<<<<

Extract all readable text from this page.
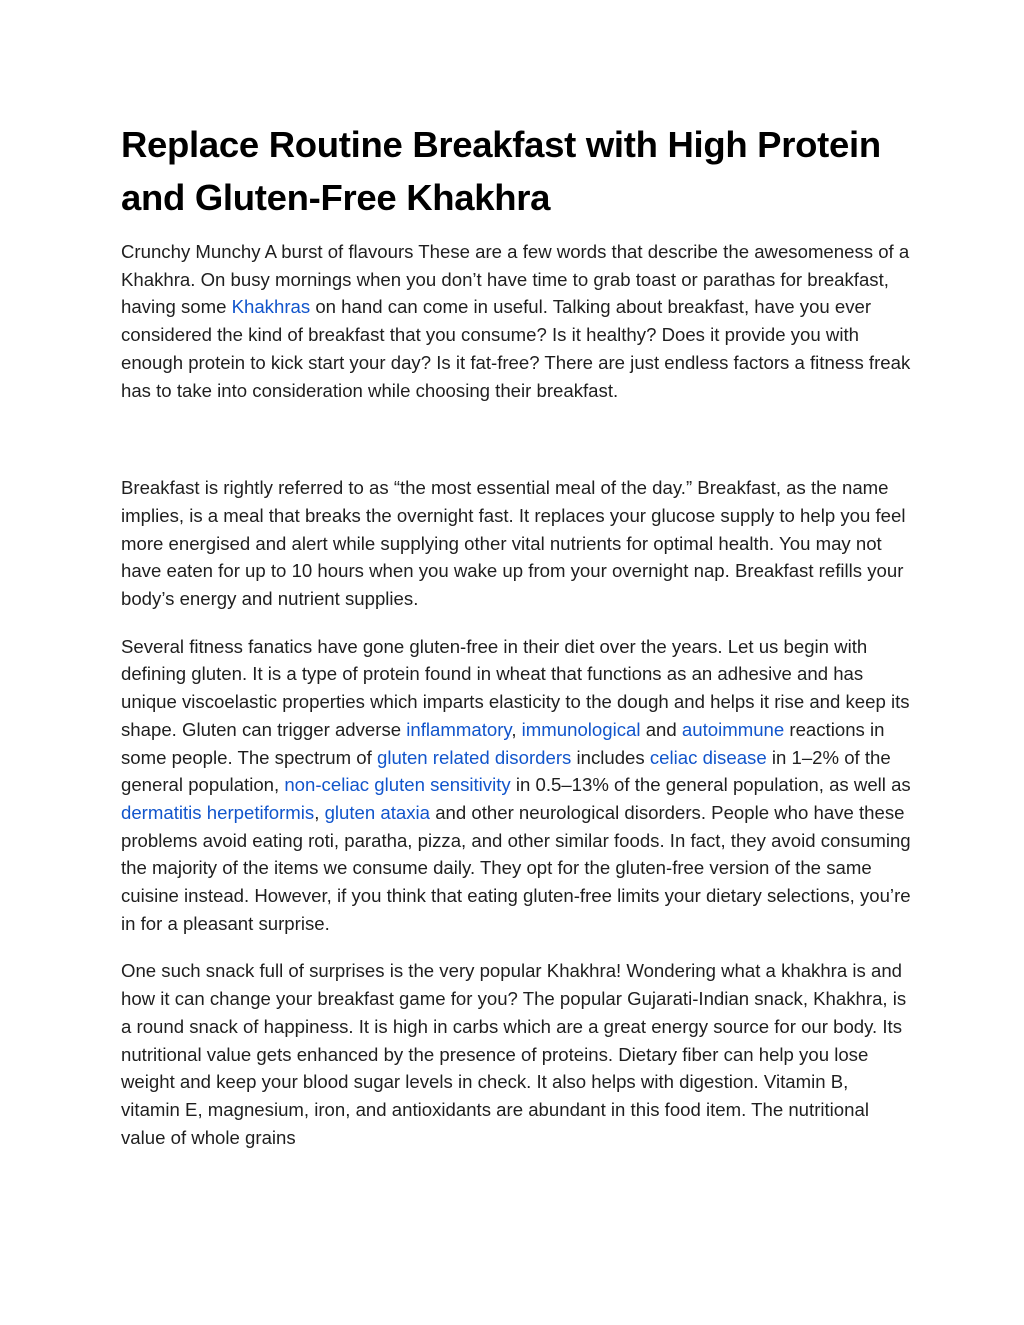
Replace Routine Breakfast with High Protein
and Gluten-Free Khakhra

Crunchy Munchy A burst of flavours These are a few words that describe the awesomeness of a Khakhra. On busy mornings when you don’t have time to grab toast or parathas for breakfast, having some Khakhras on hand can come in useful. Talking about breakfast, have you ever considered the kind of breakfast that you consume? Is it healthy? Does it provide you with enough protein to kick start your day? Is it fat-free? There are just endless factors a fitness freak has to take into consideration while choosing their breakfast.

Breakfast is rightly referred to as “the most essential meal of the day.” Breakfast, as the name implies, is a meal that breaks the overnight fast. It replaces your glucose supply to help you feel more energised and alert while supplying other vital nutrients for optimal health. You may not have eaten for up to 10 hours when you wake up from your overnight nap. Breakfast refills your body’s energy and nutrient supplies.

Several fitness fanatics have gone gluten-free in their diet over the years. Let us begin with defining gluten. It is a type of protein found in wheat that functions as an adhesive and has unique viscoelastic properties which imparts elasticity to the dough and helps it rise and keep its shape. Gluten can trigger adverse inflammatory, immunological and autoimmune reactions in some people. The spectrum of gluten related disorders includes celiac disease in 1–2% of the general population, non-celiac gluten sensitivity in 0.5–13% of the general population, as well as dermatitis herpetiformis, gluten ataxia and other neurological disorders. People who have these problems avoid eating roti, paratha, pizza, and other similar foods. In fact, they avoid consuming the majority of the items we consume daily. They opt for the gluten-free version of the same cuisine instead. However, if you think that eating gluten-free limits your dietary selections, you’re in for a pleasant surprise.

One such snack full of surprises is the very popular Khakhra! Wondering what a khakhra is and how it can change your breakfast game for you? The popular Gujarati-Indian snack, Khakhra, is a round snack of happiness. It is high in carbs which are a great energy source for our body. Its nutritional value gets enhanced by the presence of proteins. Dietary fiber can help you lose weight and keep your blood sugar levels in check. It also helps with digestion. Vitamin B, vitamin E, magnesium, iron, and antioxidants are abundant in this food item. The nutritional value of whole grains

>>>>

▸ INSTRUCTIONS FOR THE TASK
From the listing above, report the number of lines containing the string "energy", without any accompanying remarks.

▸ RESPONSE AREA
2